Give only one thing: the number of lines that include the word "경제지표".
---- STORED DATA
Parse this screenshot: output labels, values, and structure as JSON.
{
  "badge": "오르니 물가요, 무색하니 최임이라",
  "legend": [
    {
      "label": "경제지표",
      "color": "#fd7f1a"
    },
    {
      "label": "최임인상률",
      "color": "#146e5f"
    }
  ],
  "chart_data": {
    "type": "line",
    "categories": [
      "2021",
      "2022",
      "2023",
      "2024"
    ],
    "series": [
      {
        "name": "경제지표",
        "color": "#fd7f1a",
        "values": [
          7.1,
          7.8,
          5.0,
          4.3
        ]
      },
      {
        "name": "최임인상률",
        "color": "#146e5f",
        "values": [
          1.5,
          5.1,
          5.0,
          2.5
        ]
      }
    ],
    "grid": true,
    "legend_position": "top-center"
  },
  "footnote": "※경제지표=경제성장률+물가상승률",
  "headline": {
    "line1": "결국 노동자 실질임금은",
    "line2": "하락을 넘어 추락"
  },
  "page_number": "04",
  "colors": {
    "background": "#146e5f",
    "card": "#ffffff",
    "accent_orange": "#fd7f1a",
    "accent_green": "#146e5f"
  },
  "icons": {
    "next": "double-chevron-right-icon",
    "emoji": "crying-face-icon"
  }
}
--------
EXERCISE OUTPUT :: 3